ATTIVITÀ 1:
Nel testo sul caso Battisti, dopo quanti anni di carcere l'ex terrorista ha ottenuto il visto di permanenza in Brasile?
ATTIVITÀ 2:
Scrivi il seguito del testo sul caso Battisti, partendo dopo la sua ultima frase.
#### TESTO ####
Pm brasiliano: «Caso Battisti? Mi vergogno»

Redazione
21/08/2012

«Mi vergogno di quella decisione». Così ha Tomàz de Aquino Resende, il procuratore della repubblica di Stato brasiliana di Minas...

Pm brasiliano: «Caso Battisti? Mi vergogno»

«Mi vergogno di quella decisione». Così ha Tomàz de Aquino Resende, il procuratore della repubblica di Stato brasiliana di Minas Gerais, a commento del caso Cesare Battisti.
L’ex terrorista rosso ha ottenuto il visto di permanenza in Brasile dopo quattro anni di carcere e la Corte suprema gli ha negato l’estradizione in Italia.
#### VOCI FORNITE ####
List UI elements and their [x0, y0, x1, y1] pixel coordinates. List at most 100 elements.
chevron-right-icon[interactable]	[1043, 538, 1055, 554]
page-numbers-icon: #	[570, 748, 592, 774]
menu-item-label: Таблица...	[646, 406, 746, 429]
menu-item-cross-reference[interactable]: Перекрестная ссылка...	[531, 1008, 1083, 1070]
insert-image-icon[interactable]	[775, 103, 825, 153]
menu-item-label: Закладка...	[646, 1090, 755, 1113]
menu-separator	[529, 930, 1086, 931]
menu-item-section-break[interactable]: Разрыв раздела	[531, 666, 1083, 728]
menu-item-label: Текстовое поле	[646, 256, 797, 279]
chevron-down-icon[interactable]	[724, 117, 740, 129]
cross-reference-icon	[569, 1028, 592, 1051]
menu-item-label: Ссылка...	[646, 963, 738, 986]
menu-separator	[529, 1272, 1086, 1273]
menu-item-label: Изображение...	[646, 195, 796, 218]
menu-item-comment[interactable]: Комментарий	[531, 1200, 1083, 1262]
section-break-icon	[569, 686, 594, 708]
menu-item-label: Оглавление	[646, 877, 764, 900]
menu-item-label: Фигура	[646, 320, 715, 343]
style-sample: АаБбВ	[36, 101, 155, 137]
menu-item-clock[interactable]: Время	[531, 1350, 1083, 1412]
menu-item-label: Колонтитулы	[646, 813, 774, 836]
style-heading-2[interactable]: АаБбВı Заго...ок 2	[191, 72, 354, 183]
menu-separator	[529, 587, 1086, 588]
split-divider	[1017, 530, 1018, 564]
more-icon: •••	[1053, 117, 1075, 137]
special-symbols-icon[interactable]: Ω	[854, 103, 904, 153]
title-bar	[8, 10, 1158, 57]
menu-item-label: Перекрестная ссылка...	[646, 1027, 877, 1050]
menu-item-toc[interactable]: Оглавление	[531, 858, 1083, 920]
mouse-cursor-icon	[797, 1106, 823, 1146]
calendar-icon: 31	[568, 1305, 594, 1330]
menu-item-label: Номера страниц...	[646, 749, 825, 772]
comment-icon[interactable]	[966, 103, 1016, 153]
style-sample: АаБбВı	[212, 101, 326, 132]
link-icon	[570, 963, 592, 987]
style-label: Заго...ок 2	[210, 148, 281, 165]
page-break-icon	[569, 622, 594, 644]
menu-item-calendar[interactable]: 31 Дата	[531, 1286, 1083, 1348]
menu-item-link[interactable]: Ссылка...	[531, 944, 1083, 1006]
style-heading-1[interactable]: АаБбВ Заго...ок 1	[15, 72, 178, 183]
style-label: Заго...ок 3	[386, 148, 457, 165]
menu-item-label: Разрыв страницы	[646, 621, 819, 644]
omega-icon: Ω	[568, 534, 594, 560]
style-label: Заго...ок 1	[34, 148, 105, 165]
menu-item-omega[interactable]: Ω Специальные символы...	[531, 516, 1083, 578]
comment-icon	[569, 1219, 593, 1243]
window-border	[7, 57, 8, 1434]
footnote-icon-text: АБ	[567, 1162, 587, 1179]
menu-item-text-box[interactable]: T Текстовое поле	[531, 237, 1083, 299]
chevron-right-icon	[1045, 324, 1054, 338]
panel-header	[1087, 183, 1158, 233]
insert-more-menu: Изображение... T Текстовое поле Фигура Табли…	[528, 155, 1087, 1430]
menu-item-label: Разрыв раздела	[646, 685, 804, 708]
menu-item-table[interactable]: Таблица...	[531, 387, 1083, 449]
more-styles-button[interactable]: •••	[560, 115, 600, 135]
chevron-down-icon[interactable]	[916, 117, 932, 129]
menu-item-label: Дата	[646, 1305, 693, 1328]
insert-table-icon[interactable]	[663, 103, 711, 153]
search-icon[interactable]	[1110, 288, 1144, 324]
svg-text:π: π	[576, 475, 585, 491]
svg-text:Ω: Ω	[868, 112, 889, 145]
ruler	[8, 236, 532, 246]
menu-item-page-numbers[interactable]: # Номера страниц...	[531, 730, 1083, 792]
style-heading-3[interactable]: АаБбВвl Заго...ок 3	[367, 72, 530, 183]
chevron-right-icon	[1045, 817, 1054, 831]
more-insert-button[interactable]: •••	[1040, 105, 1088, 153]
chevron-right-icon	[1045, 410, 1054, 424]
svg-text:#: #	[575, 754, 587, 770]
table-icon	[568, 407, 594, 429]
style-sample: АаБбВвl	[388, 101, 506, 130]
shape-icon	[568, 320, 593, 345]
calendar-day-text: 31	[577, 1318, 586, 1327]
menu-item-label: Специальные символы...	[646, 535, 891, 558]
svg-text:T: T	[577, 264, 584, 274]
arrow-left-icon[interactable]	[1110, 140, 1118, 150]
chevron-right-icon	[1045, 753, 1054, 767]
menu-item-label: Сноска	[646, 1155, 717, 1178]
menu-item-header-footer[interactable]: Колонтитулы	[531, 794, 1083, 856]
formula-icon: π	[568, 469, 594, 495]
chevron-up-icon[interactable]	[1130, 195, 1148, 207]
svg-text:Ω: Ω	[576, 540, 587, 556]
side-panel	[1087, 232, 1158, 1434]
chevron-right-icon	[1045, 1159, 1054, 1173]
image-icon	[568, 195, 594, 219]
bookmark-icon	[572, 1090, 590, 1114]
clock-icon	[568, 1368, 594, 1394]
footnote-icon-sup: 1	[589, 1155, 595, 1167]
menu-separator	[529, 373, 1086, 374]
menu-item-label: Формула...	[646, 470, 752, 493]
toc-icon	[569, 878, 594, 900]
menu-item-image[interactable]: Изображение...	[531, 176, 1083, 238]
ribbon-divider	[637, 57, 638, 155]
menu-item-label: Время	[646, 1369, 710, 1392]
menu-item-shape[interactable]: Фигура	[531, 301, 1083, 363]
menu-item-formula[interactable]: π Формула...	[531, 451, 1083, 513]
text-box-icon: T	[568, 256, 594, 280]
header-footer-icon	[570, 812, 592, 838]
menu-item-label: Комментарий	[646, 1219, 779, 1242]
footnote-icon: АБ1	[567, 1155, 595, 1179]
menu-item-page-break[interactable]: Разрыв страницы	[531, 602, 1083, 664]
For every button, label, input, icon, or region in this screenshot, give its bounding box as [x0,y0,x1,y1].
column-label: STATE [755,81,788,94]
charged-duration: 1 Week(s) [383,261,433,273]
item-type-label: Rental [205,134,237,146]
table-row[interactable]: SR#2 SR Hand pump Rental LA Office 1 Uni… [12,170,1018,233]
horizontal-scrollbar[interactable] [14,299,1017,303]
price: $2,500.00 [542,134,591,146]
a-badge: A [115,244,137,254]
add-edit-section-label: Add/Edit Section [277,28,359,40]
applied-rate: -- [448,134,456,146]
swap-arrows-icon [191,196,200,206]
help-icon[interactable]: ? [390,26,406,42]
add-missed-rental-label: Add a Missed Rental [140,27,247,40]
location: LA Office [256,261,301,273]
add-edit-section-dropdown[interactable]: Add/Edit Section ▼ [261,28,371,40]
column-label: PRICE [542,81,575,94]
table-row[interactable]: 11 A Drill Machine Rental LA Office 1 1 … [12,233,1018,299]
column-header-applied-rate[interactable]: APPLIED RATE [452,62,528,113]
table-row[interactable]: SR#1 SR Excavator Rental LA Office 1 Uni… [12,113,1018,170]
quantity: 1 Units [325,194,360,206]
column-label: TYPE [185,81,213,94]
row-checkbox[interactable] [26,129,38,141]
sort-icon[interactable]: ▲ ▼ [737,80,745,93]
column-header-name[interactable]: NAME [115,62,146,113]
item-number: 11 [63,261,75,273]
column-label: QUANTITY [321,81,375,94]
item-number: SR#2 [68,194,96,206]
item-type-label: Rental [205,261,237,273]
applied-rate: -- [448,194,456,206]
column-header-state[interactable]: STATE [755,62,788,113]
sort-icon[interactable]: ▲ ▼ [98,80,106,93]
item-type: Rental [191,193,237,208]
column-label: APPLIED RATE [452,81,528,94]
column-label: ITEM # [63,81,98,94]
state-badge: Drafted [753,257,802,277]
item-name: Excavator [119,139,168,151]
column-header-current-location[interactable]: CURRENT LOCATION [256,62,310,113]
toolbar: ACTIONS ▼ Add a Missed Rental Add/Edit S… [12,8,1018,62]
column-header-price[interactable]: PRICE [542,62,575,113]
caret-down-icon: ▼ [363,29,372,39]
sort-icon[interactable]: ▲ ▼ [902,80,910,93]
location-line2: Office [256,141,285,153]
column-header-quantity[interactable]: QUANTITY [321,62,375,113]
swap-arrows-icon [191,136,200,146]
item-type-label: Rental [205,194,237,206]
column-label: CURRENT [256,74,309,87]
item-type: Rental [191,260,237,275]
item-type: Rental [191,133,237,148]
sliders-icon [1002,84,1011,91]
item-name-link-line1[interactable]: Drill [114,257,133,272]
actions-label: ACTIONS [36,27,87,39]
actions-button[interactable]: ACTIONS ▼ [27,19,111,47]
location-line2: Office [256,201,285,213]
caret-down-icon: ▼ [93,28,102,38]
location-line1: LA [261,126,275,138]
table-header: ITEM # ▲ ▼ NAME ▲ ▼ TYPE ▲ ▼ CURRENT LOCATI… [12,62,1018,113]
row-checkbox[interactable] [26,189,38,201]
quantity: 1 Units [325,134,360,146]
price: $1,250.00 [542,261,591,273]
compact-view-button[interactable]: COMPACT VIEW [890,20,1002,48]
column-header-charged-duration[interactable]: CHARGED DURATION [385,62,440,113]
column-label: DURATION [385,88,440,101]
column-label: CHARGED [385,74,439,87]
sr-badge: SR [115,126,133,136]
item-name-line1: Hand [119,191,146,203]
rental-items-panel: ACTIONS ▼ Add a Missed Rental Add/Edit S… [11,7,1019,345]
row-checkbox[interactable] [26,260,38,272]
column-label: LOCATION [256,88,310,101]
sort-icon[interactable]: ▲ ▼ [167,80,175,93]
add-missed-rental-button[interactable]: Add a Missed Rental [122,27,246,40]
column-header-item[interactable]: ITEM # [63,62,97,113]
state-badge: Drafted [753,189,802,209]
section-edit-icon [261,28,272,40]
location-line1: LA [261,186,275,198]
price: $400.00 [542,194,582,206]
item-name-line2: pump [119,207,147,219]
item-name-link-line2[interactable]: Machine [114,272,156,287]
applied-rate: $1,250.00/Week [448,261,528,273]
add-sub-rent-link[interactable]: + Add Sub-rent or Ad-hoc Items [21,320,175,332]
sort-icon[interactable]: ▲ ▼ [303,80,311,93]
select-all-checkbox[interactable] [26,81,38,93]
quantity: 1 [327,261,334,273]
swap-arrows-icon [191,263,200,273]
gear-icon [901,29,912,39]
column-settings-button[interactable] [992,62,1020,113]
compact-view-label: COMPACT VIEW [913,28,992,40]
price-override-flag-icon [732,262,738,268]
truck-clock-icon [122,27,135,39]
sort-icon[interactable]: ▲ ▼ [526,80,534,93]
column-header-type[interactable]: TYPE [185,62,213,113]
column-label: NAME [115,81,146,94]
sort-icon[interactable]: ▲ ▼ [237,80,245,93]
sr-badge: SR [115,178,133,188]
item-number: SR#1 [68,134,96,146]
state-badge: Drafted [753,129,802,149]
####
RISPOSTA SCRITTA 1:
Dopo quattro anni di carcere.

RISPOSTA SCRITTA 2:
Ma Resende non ha apprezzato quella scelta: «Non posso chiedere scusa. Sono il procuratore di uno Stato, e il tema di cui parliamo é di competenza federale. Ma quella decisione, che è stata chiaramente influenzata dalla politica, ci ha fatti vergognare», ha concluso il magistrato brasiliano.
Battisti sembrava diventato irreperibile pochi giorni fa e ha rischiato di venire espulso ma si è ben presto messo in contatto con le autorità raccontando di essere a Rio de Janeiro.